# START OF Records supplied

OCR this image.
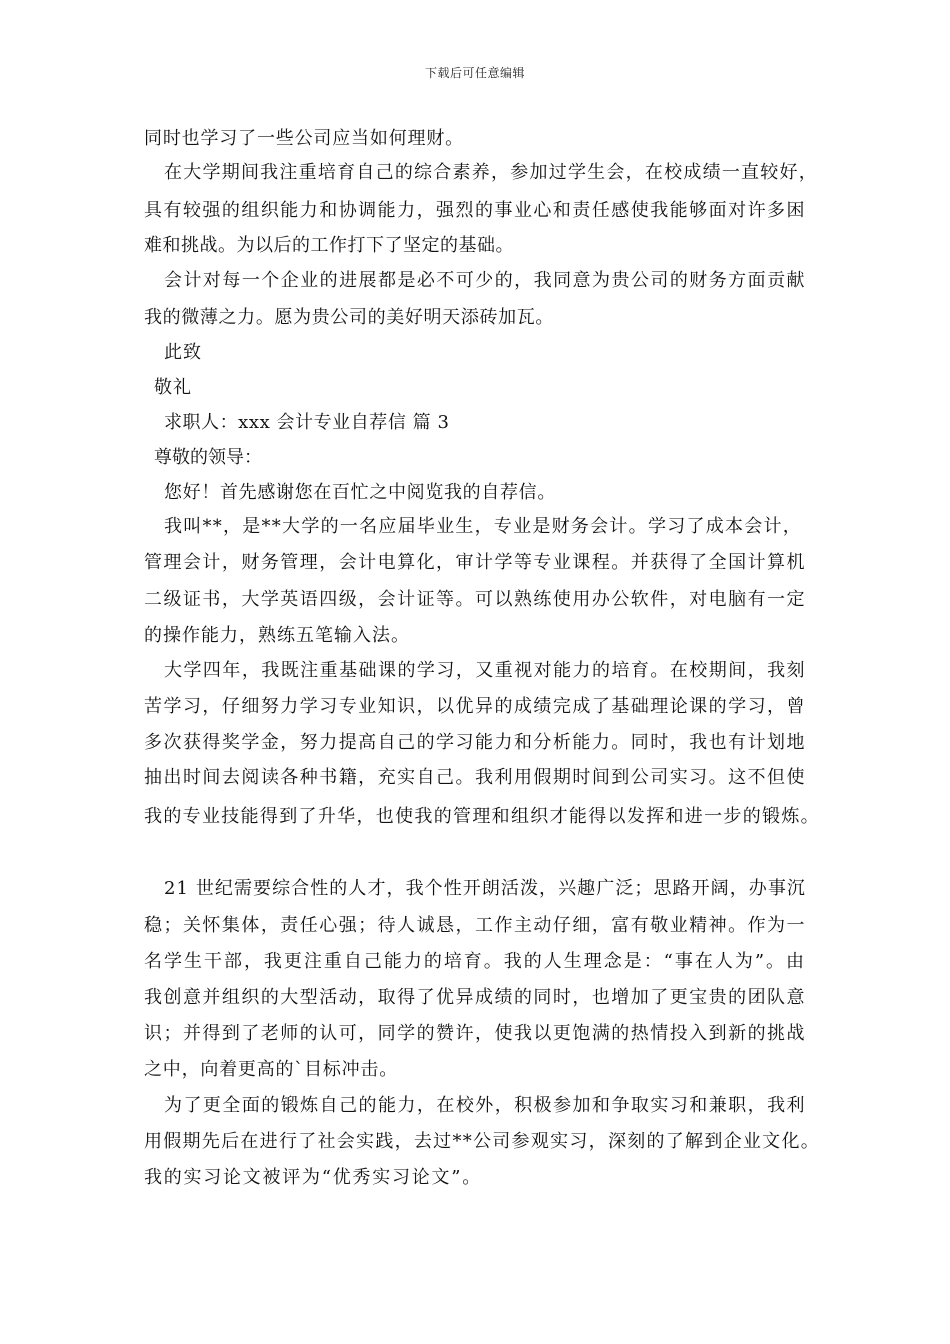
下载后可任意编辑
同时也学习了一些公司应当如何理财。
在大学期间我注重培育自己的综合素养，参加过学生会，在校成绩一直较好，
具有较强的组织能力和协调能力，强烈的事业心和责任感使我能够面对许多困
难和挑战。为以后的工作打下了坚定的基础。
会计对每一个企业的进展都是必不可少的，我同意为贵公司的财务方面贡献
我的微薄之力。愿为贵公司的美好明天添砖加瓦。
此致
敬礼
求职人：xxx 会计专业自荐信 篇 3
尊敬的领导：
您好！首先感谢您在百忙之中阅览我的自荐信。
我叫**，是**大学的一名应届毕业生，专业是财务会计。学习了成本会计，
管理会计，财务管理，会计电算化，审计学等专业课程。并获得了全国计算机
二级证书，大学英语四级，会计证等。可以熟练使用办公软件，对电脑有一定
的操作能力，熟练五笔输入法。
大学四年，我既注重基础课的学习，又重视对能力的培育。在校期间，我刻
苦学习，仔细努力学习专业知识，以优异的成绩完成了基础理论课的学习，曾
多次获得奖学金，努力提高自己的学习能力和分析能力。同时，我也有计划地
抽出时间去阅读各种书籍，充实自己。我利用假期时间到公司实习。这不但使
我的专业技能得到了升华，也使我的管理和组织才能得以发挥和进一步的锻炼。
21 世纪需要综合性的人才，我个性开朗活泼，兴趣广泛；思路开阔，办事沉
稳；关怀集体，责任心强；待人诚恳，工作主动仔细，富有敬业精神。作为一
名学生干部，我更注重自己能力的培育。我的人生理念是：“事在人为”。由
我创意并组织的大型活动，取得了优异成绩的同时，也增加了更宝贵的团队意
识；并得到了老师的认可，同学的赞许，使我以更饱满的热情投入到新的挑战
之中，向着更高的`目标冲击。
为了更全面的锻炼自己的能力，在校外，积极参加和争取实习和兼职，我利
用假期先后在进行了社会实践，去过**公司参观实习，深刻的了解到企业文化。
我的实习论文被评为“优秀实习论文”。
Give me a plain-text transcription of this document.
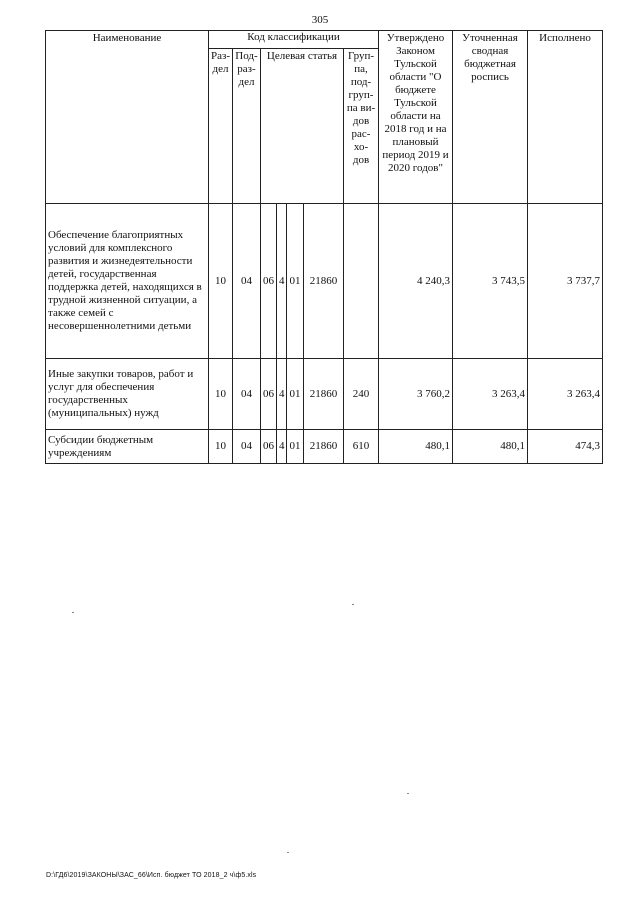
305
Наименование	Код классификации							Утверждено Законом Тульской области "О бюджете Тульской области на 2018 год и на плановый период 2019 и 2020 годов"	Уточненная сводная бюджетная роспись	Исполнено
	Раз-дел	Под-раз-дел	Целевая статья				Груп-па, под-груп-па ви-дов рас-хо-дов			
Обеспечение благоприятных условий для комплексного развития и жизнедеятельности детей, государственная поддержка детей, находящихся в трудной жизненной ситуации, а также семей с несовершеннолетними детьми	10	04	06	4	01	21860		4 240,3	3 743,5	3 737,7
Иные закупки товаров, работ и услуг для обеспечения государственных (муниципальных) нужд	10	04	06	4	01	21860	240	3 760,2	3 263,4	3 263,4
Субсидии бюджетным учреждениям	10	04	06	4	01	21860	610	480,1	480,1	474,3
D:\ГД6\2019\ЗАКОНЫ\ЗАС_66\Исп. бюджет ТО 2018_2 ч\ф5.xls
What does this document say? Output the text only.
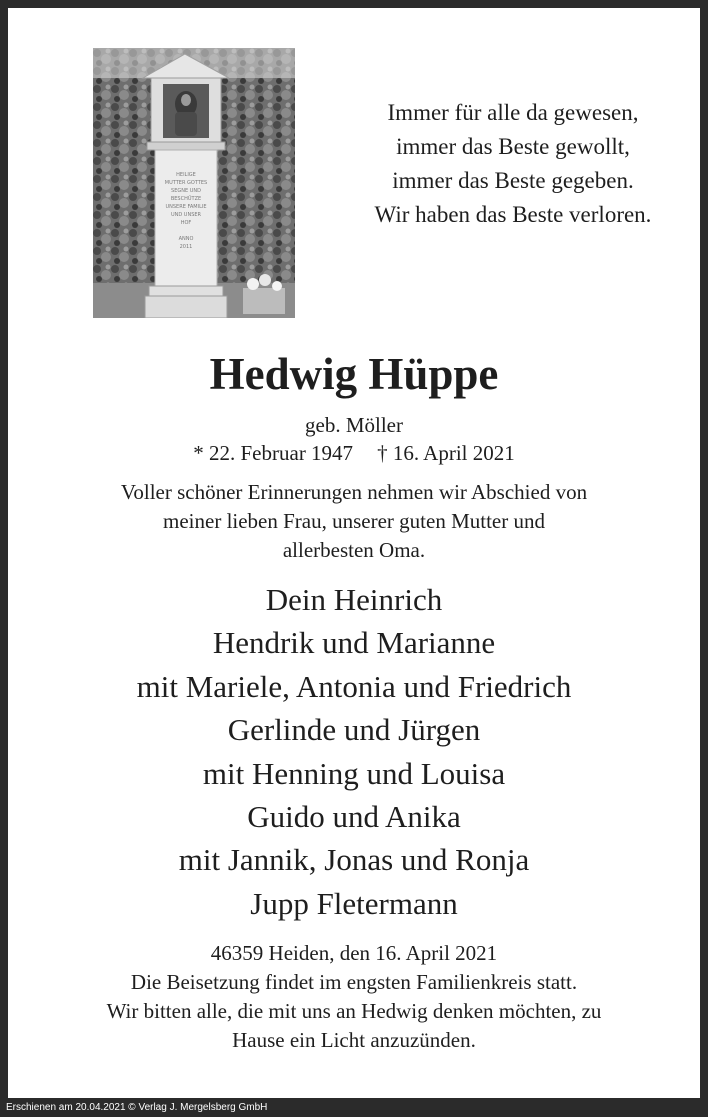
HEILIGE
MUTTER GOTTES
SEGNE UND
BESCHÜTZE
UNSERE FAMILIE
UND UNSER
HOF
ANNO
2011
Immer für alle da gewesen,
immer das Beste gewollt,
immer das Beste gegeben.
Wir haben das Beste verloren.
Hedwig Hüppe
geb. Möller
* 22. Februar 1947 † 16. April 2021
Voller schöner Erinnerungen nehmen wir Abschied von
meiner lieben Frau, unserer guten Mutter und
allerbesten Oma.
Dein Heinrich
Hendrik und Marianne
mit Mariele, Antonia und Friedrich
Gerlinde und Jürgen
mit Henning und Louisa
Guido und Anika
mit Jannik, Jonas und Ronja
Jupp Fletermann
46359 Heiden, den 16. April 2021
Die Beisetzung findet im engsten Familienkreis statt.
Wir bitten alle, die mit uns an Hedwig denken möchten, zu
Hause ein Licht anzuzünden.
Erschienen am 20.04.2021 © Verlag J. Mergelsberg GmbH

# END OF Records supplied

> [What you should do] Reproduce each line of the records exactly, and omit every picture.

> [Full answer]
OCR this image.
下载后可任意编辑
同时也学习了一些公司应当如何理财。
在大学期间我注重培育自己的综合素养，参加过学生会，在校成绩一直较好，
具有较强的组织能力和协调能力，强烈的事业心和责任感使我能够面对许多困
难和挑战。为以后的工作打下了坚定的基础。
会计对每一个企业的进展都是必不可少的，我同意为贵公司的财务方面贡献
我的微薄之力。愿为贵公司的美好明天添砖加瓦。
此致
敬礼
求职人：xxx 会计专业自荐信 篇 3
尊敬的领导：
您好！首先感谢您在百忙之中阅览我的自荐信。
我叫**，是**大学的一名应届毕业生，专业是财务会计。学习了成本会计，
管理会计，财务管理，会计电算化，审计学等专业课程。并获得了全国计算机
二级证书，大学英语四级，会计证等。可以熟练使用办公软件，对电脑有一定
的操作能力，熟练五笔输入法。
大学四年，我既注重基础课的学习，又重视对能力的培育。在校期间，我刻
苦学习，仔细努力学习专业知识，以优异的成绩完成了基础理论课的学习，曾
多次获得奖学金，努力提高自己的学习能力和分析能力。同时，我也有计划地
抽出时间去阅读各种书籍，充实自己。我利用假期时间到公司实习。这不但使
我的专业技能得到了升华，也使我的管理和组织才能得以发挥和进一步的锻炼。
21 世纪需要综合性的人才，我个性开朗活泼，兴趣广泛；思路开阔，办事沉
稳；关怀集体，责任心强；待人诚恳，工作主动仔细，富有敬业精神。作为一
名学生干部，我更注重自己能力的培育。我的人生理念是：“事在人为”。由
我创意并组织的大型活动，取得了优异成绩的同时，也增加了更宝贵的团队意
识；并得到了老师的认可，同学的赞许，使我以更饱满的热情投入到新的挑战
之中，向着更高的`目标冲击。
为了更全面的锻炼自己的能力，在校外，积极参加和争取实习和兼职，我利
用假期先后在进行了社会实践，去过**公司参观实习，深刻的了解到企业文化。
我的实习论文被评为“优秀实习论文”。
Give me a plain-text transcription of this document.
305
Наименование	Код классификации							Утверждено Законом Тульской области "О бюджете Тульской области на 2018 год и на плановый период 2019 и 2020 годов"	Уточненная сводная бюджетная роспись	Исполнено
	Раз-дел	Под-раз-дел	Целевая статья				Груп-па, под-груп-па ви-дов рас-хо-дов			
Обеспечение благоприятных условий для комплексного развития и жизнедеятельности детей, государственная поддержка детей, находящихся в трудной жизненной ситуации, а также семей с несовершеннолетними детьми	10	04	06	4	01	21860		4 240,3	3 743,5	3 737,7
Иные закупки товаров, работ и услуг для обеспечения государственных (муниципальных) нужд	10	04	06	4	01	21860	240	3 760,2	3 263,4	3 263,4
Субсидии бюджетным учреждениям	10	04	06	4	01	21860	610	480,1	480,1	474,3
D:\ГД6\2019\ЗАКОНЫ\ЗАС_66\Исп. бюджет ТО 2018_2 ч\ф5.xls
What does this document say? Output the text only.
HEILIGE
MUTTER GOTTES
SEGNE UND
BESCHÜTZE
UNSERE FAMILIE
UND UNSER
HOF
ANNO
2011
Immer für alle da gewesen,
immer das Beste gewollt,
immer das Beste gegeben.
Wir haben das Beste verloren.
Hedwig Hüppe
geb. Möller
* 22. Februar 1947 † 16. April 2021
Voller schöner Erinnerungen nehmen wir Abschied von
meiner lieben Frau, unserer guten Mutter und
allerbesten Oma.
Dein Heinrich
Hendrik und Marianne
mit Mariele, Antonia und Friedrich
Gerlinde und Jürgen
mit Henning und Louisa
Guido und Anika
mit Jannik, Jonas und Ronja
Jupp Fletermann
46359 Heiden, den 16. April 2021
Die Beisetzung findet im engsten Familienkreis statt.
Wir bitten alle, die mit uns an Hedwig denken möchten, zu
Hause ein Licht anzuzünden.
Erschienen am 20.04.2021 © Verlag J. Mergelsberg GmbH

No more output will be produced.